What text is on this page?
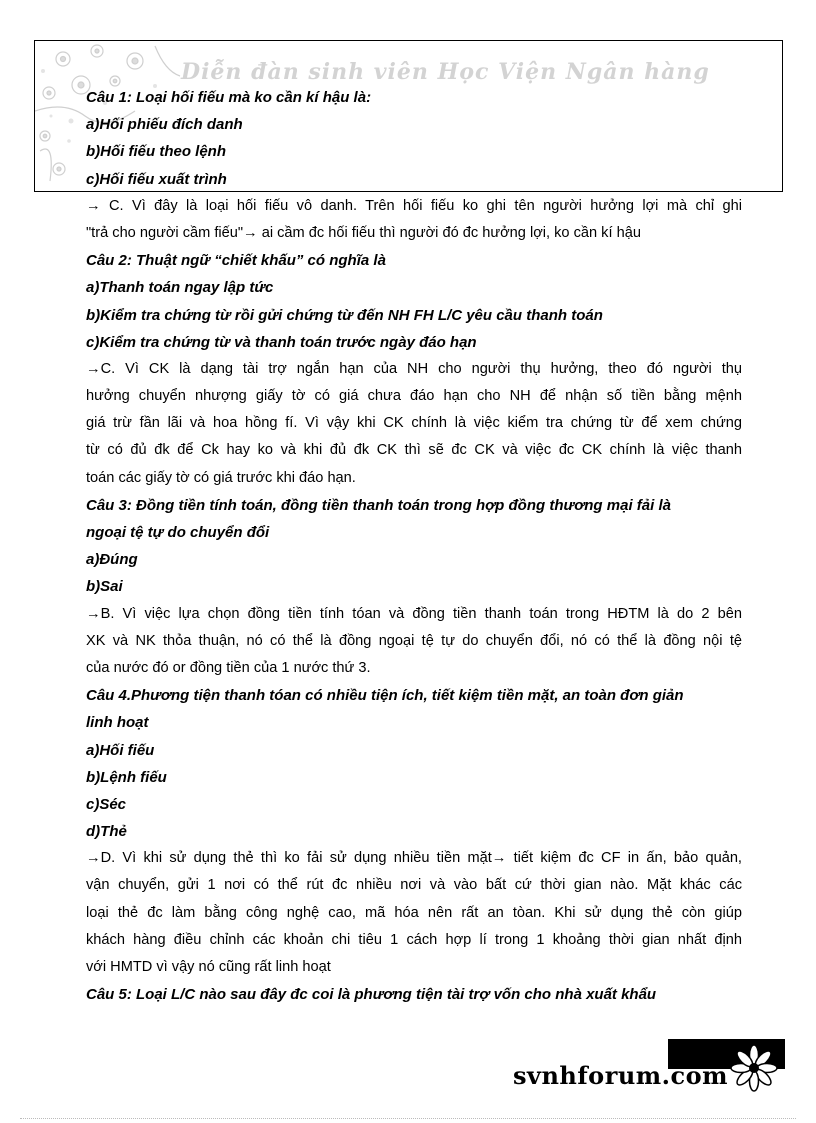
Diễn đàn sinh viên Học Viện Ngân hàng
Câu 1: Loại hối fiếu mà ko cần kí hậu là:
a)Hối phiếu đích danh
b)Hối fiếu theo lệnh
c)Hối fiếu xuất trình
→ C. Vì đây là loại hối fiếu vô danh. Trên hối fiếu ko ghi tên người hưởng lợi mà chỉ ghi
"trả cho người cầm fiếu"→ ai cầm đc hối fiếu thì người đó đc hưởng lợi, ko cần kí hậu
Câu 2: Thuật ngữ “chiết khấu” có nghĩa là
a)Thanh toán ngay lập tức
b)Kiểm tra chứng từ rồi gửi chứng từ đến NH FH L/C yêu cầu thanh toán
c)Kiểm tra chứng từ và thanh toán trước ngày đáo hạn
→C. Vì CK là dạng tài trợ ngắn hạn của NH cho người thụ hưởng, theo đó người thụ
hưởng chuyển nhượng giấy tờ có giá chưa đáo hạn cho NH để nhận số tiền bằng mệnh
giá trừ fần lãi và hoa hồng fí. Vì vậy khi CK chính là việc kiểm tra chứng từ để xem chứng
từ có đủ đk để Ck hay ko và khi đủ đk CK thì sẽ đc CK và việc đc CK chính là việc thanh
toán các giấy tờ có giá trước khi đáo hạn.
Câu 3: Đồng tiền tính toán, đồng tiền thanh toán trong hợp đồng thương mại fải là
ngoại tệ tự do chuyển đổi
a)Đúng
b)Sai
→B. Vì việc lựa chọn đồng tiền tính tóan và đồng tiền thanh toán trong HĐTM là do 2 bên
XK và NK thỏa thuận, nó có thể là đồng ngoại tệ tự do chuyển đổi, nó có thể là đồng nội tệ
của nước đó or đồng tiền của 1 nước thứ 3.
Câu 4.Phương tiện thanh tóan có nhiều tiện ích, tiết kiệm tiền mặt, an toàn đơn giản
linh hoạt
a)Hối fiếu
b)Lệnh fiếu
c)Séc
d)Thẻ
→D. Vì khi sử dụng thẻ thì ko fải sử dụng nhiều tiền mặt→ tiết kiệm đc CF in ấn, bảo quản,
vận chuyển, gửi 1 nơi có thể rút đc nhiều nơi và vào bất cứ thời gian nào. Mặt khác các
loại thẻ đc làm bằng công nghệ cao, mã hóa nên rất an tòan. Khi sử dụng thẻ còn giúp
khách hàng điều chỉnh các khoản chi tiêu 1 cách hợp lí trong 1 khoảng thời gian nhất định
với HMTD vì vậy nó cũng rất linh hoạt
Câu 5: Loại L/C nào sau đây đc coi là phương tiện tài trợ vốn cho nhà xuất khẩu
svnhforum.com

----

**Written request:** Scan the records above for the string "trước", then select every line that holds it.

**Result of this task:**
c)Kiểm tra chứng từ và thanh toán trước ngày đáo hạn
toán các giấy tờ có giá trước khi đáo hạn.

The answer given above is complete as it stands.